* **GOAL**: Copy out word for word the lines from the one that contains "hadith-1456 xyxy=(100,337,866,527)" through the one that contains "page-number: ٢٧١ xyxy=(112,38,151,67)", including both, and nothing else.

* **RECORDS PROVIDED**:
##############################

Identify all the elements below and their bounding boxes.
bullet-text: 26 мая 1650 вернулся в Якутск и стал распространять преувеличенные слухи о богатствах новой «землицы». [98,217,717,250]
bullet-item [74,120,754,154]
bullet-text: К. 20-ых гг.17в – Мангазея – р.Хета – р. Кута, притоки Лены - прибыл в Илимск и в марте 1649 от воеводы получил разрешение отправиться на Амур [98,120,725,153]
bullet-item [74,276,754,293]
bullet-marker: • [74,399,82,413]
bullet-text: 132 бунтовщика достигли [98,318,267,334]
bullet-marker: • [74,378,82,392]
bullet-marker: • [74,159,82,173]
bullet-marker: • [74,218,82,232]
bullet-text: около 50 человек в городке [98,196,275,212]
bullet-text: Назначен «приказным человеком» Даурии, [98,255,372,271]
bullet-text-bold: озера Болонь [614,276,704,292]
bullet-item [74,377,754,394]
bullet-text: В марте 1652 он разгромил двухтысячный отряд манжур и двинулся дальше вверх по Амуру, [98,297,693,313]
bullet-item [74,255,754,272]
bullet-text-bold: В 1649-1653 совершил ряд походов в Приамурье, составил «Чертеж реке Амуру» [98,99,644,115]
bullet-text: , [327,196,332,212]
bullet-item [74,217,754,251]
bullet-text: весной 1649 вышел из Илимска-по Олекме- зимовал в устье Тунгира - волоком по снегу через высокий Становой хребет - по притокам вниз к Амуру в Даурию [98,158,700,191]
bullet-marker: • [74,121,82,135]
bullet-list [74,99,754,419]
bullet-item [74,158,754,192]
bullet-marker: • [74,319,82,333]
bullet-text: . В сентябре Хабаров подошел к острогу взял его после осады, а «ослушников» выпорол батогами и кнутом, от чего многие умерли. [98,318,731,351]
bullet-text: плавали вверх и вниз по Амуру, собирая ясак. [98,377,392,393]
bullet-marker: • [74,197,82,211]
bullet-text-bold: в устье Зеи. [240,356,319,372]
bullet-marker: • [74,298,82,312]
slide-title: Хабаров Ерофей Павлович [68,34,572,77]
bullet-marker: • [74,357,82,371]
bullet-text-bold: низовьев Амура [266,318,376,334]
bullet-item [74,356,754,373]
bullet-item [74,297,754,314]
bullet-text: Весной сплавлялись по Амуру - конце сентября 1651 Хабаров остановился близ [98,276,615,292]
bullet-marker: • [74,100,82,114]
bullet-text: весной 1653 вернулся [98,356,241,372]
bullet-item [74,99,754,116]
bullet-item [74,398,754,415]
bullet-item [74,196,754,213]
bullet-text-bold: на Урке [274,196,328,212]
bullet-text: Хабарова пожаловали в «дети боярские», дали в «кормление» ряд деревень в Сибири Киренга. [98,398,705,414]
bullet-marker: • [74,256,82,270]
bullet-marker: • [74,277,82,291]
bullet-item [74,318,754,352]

##############################

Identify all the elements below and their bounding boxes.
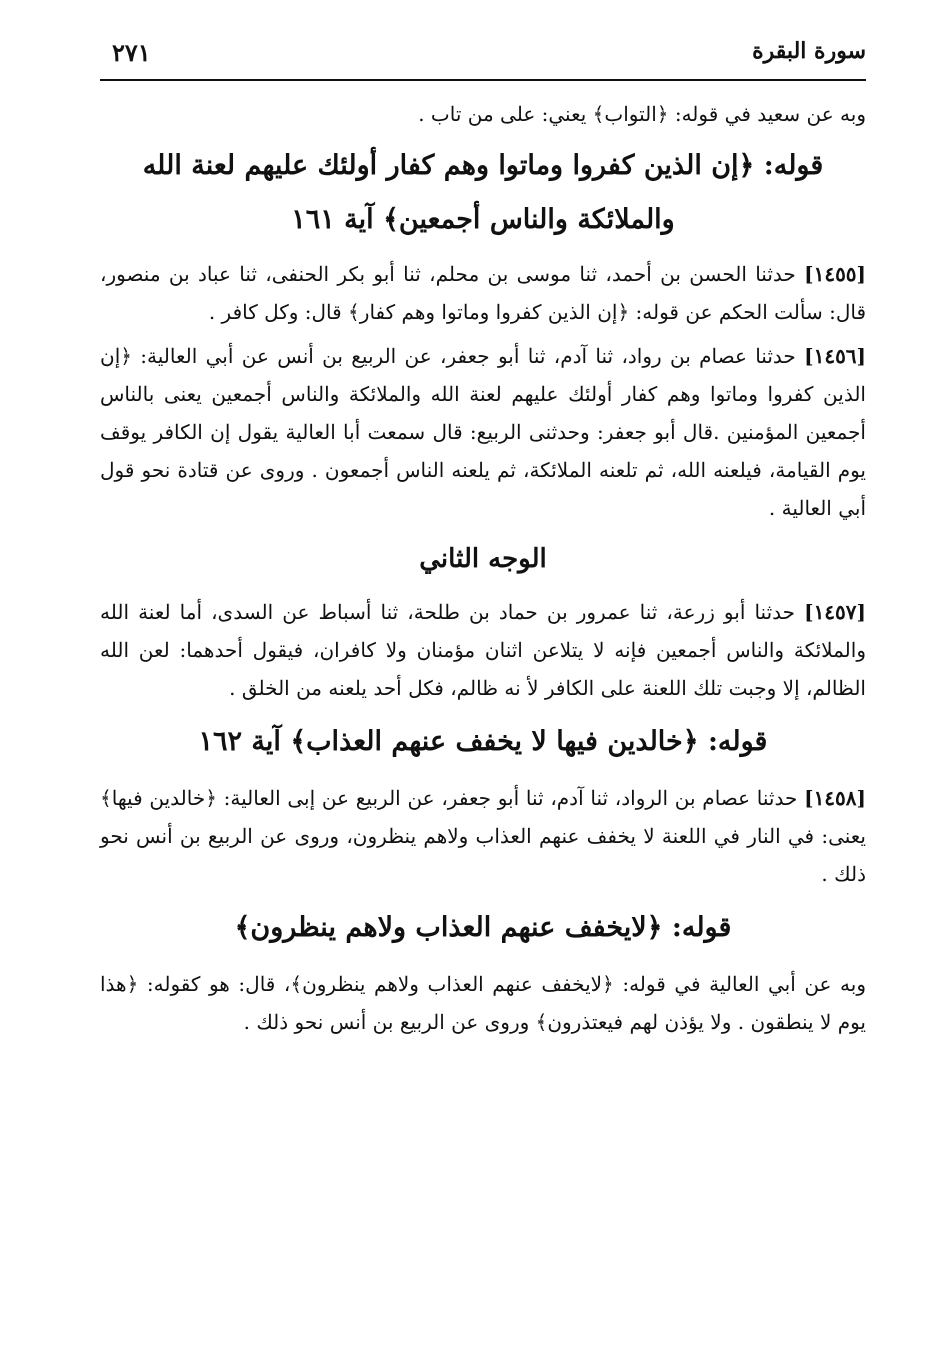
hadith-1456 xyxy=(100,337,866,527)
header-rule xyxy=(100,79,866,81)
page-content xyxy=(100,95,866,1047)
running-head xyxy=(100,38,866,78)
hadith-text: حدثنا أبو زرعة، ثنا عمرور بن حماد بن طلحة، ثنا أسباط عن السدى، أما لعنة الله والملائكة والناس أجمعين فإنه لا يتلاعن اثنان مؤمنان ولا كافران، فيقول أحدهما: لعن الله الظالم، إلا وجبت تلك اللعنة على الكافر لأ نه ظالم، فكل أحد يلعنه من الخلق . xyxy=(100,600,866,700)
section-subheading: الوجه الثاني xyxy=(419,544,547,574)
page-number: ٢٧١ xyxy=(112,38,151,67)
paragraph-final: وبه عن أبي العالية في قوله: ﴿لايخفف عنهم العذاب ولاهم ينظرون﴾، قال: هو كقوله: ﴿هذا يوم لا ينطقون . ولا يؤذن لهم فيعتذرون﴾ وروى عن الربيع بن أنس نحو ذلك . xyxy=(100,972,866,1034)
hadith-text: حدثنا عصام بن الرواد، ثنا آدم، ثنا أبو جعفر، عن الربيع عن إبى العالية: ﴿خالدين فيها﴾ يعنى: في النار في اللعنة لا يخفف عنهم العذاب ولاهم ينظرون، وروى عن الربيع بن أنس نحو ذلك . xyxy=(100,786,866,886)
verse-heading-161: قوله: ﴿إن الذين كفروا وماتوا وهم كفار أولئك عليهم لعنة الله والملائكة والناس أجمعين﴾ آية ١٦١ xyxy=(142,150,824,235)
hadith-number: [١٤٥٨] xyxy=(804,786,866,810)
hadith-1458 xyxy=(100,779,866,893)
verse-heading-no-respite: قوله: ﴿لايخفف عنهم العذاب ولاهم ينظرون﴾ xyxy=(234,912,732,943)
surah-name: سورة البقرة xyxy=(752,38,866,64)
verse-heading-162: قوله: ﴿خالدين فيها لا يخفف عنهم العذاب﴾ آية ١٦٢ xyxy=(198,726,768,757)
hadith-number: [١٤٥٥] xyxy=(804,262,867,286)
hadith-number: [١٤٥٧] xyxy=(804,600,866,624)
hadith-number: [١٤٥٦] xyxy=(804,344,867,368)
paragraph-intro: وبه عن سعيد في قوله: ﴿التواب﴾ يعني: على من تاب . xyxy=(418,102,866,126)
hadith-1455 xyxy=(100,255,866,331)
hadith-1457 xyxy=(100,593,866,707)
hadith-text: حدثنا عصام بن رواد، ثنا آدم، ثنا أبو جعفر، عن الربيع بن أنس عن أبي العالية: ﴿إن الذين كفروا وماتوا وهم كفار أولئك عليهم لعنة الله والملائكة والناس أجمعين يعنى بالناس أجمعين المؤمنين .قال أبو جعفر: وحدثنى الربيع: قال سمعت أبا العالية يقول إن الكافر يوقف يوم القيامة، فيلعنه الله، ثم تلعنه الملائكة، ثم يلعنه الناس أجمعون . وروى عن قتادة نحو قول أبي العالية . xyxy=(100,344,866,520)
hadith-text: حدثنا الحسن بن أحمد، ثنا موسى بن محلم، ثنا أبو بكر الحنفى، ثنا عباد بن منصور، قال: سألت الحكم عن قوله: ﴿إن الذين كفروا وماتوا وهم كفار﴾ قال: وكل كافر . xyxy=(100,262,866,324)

##############################

* **EXERCISE OUTPUT**:
hadith-1456 xyxy=(100,337,866,527)
header-rule xyxy=(100,79,866,81)
page-content xyxy=(100,95,866,1047)
running-head xyxy=(100,38,866,78)
hadith-text: حدثنا أبو زرعة، ثنا عمرور بن حماد بن طلحة، ثنا أسباط عن السدى، أما لعنة الله والملائكة والناس أجمعين فإنه لا يتلاعن اثنان مؤمنان ولا كافران، فيقول أحدهما: لعن الله الظالم، إلا وجبت تلك اللعنة على الكافر لأ نه ظالم، فكل أحد يلعنه من الخلق . xyxy=(100,600,866,700)
section-subheading: الوجه الثاني xyxy=(419,544,547,574)
page-number: ٢٧١ xyxy=(112,38,151,67)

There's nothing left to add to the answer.